Extracted entries:
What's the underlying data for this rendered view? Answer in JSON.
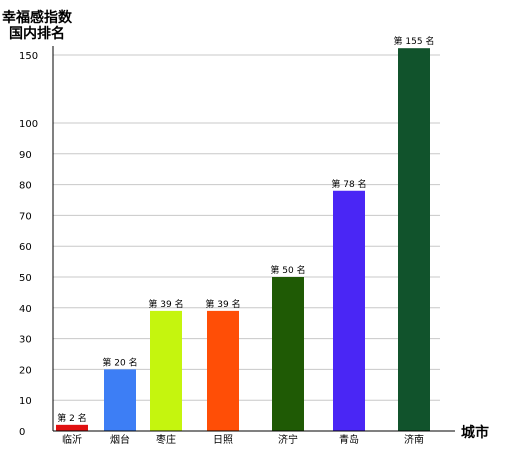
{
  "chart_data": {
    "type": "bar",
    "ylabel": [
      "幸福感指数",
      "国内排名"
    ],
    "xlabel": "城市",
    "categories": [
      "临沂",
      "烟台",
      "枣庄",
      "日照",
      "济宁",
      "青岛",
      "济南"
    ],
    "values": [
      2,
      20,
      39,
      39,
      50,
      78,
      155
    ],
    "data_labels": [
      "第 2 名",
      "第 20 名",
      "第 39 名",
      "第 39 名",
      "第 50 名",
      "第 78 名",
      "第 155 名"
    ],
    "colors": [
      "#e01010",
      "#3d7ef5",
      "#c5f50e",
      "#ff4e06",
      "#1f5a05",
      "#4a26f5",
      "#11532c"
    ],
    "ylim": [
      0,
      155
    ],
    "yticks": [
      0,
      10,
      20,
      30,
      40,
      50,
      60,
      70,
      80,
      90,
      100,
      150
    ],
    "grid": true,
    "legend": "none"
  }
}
...
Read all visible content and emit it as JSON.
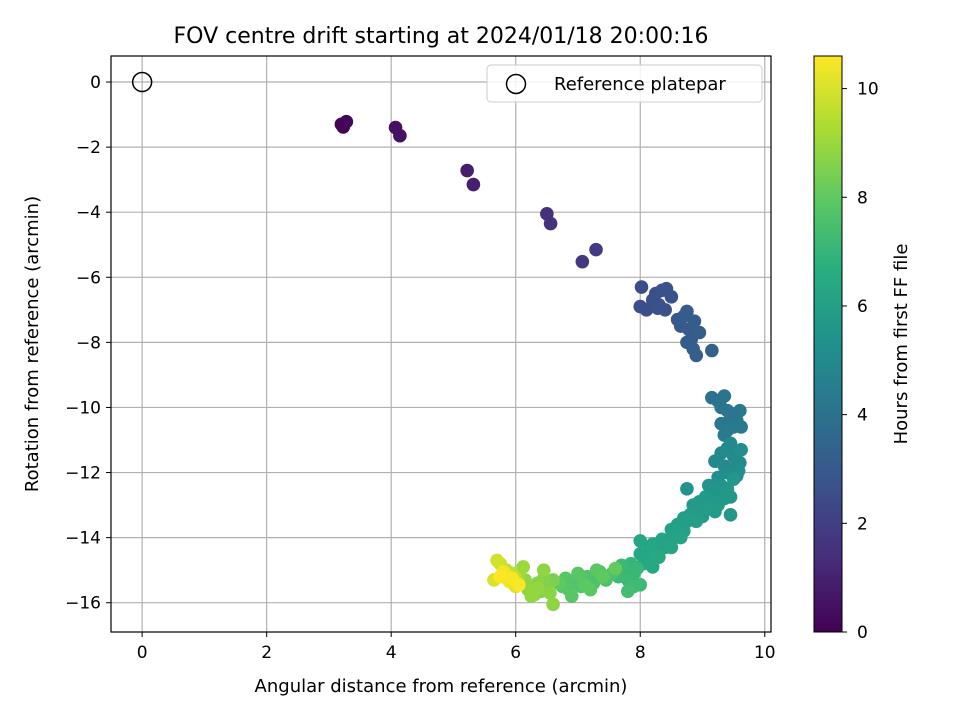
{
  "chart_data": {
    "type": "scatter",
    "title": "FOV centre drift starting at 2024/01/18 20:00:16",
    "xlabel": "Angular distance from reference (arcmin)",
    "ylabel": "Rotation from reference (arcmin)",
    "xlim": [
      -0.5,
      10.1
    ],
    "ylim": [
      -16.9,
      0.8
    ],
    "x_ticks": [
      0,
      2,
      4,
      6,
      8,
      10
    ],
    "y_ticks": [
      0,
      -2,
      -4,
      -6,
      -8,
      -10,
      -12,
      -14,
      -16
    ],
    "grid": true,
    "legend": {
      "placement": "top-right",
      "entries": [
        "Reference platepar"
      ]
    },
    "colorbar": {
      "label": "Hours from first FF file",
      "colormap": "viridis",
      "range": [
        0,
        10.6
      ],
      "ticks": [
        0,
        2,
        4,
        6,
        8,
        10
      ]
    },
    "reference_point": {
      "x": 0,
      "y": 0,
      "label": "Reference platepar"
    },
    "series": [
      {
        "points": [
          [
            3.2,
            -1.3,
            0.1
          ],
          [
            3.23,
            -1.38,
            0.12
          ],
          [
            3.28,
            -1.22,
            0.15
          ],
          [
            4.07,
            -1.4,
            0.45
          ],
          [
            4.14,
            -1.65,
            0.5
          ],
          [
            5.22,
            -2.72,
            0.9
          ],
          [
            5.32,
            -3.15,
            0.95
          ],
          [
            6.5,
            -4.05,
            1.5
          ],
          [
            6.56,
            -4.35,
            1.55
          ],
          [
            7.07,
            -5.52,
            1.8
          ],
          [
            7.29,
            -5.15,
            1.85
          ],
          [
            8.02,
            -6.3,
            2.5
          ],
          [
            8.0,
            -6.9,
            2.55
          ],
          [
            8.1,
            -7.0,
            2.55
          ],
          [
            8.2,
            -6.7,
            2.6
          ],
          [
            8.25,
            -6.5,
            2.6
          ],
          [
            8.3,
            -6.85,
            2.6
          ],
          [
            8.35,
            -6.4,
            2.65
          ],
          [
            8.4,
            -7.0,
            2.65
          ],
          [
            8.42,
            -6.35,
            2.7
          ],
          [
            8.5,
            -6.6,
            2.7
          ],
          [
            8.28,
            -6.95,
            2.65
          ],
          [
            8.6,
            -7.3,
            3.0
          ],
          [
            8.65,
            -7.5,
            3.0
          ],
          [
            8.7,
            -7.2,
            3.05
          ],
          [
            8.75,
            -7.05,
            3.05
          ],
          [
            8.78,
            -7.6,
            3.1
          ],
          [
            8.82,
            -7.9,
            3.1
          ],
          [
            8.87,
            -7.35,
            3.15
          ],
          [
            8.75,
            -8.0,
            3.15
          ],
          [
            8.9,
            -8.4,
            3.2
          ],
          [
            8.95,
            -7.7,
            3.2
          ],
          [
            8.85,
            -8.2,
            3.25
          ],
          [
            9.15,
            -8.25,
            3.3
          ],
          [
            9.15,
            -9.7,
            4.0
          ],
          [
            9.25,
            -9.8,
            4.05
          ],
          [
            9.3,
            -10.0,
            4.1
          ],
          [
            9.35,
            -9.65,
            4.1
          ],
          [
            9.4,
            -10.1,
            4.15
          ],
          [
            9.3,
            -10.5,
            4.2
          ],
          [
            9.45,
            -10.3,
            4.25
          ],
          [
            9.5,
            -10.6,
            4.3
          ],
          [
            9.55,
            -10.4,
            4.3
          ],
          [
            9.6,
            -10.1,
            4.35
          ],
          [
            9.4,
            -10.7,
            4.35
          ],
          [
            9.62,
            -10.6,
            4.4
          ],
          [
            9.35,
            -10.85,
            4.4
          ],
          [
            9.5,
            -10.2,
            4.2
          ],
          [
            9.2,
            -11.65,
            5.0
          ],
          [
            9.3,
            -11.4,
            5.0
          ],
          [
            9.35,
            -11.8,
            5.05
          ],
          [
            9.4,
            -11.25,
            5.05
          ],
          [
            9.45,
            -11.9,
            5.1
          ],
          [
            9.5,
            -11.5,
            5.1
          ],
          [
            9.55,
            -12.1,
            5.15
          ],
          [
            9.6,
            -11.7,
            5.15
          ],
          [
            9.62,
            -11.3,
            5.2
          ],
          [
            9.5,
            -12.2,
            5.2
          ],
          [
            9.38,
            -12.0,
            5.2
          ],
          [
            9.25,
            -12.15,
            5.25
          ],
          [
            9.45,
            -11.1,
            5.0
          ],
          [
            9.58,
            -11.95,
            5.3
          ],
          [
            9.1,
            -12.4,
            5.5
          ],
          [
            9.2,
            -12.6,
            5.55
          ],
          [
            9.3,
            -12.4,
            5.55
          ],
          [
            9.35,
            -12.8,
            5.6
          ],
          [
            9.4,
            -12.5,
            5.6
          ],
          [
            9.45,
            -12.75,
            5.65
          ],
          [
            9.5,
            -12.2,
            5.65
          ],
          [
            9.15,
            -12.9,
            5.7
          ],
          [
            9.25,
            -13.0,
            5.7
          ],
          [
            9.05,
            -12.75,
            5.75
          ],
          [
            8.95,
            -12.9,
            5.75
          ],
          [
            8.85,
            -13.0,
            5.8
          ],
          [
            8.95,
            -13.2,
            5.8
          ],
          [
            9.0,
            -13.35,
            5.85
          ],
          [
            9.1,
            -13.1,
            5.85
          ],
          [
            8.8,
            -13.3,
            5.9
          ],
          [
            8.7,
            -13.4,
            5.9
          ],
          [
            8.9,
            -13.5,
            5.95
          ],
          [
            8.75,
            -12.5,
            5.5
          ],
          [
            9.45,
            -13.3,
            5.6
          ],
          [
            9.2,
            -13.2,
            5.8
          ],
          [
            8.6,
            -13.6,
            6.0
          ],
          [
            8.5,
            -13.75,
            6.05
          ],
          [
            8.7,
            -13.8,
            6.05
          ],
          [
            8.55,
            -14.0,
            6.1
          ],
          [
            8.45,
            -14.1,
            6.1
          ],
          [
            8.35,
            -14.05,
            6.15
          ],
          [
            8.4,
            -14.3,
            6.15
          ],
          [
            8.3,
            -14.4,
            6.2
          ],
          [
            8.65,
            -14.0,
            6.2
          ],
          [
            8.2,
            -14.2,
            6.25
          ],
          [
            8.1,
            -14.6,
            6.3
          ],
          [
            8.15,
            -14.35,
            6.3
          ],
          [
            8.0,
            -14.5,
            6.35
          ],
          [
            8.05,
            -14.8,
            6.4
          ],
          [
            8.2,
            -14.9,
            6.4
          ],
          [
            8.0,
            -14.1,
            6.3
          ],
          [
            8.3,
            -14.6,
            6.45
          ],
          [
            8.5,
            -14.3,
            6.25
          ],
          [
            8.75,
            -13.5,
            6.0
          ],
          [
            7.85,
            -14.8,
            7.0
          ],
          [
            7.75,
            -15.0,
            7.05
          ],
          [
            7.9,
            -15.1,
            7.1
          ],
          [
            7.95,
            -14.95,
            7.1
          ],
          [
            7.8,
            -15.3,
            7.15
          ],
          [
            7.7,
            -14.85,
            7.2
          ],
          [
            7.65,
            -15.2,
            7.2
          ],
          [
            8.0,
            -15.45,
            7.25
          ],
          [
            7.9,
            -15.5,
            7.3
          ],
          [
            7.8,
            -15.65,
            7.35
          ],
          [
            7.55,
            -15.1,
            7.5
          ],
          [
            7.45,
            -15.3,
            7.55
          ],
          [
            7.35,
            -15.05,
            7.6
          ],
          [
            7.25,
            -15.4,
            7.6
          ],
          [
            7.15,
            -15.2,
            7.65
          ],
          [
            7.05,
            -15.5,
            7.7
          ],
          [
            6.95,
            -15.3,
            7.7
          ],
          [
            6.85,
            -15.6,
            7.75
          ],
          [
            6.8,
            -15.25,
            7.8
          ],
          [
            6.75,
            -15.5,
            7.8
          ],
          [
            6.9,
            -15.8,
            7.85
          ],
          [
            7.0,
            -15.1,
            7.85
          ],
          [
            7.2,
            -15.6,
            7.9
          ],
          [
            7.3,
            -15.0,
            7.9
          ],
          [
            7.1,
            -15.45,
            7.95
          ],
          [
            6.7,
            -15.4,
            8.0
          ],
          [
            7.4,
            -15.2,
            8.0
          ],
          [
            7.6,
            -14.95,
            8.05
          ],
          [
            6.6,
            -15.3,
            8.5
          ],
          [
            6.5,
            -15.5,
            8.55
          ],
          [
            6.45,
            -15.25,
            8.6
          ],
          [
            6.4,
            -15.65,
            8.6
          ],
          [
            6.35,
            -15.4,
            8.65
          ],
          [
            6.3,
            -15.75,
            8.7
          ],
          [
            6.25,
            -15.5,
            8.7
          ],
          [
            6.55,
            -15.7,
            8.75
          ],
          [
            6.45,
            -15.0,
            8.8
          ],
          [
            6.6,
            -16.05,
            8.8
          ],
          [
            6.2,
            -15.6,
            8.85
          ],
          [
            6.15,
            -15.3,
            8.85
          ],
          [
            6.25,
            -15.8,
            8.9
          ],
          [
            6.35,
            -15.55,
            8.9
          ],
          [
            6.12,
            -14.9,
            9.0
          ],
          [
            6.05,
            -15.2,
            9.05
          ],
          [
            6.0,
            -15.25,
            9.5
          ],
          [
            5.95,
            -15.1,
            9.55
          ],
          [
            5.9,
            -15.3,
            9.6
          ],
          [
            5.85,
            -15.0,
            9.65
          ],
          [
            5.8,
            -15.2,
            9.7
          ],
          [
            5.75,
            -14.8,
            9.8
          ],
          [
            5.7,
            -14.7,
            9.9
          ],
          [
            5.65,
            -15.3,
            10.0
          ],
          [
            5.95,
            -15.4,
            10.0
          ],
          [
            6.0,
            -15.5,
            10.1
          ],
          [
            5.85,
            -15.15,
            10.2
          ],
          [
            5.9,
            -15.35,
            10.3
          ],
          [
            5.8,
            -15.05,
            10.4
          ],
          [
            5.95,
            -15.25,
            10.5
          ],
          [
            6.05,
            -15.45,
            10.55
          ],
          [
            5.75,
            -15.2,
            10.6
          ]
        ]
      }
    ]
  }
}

Brief: Show every line from the entries above in which the word "platepar" appears.

Complete response:
        "Reference platepar"
      "label": "Reference platepar"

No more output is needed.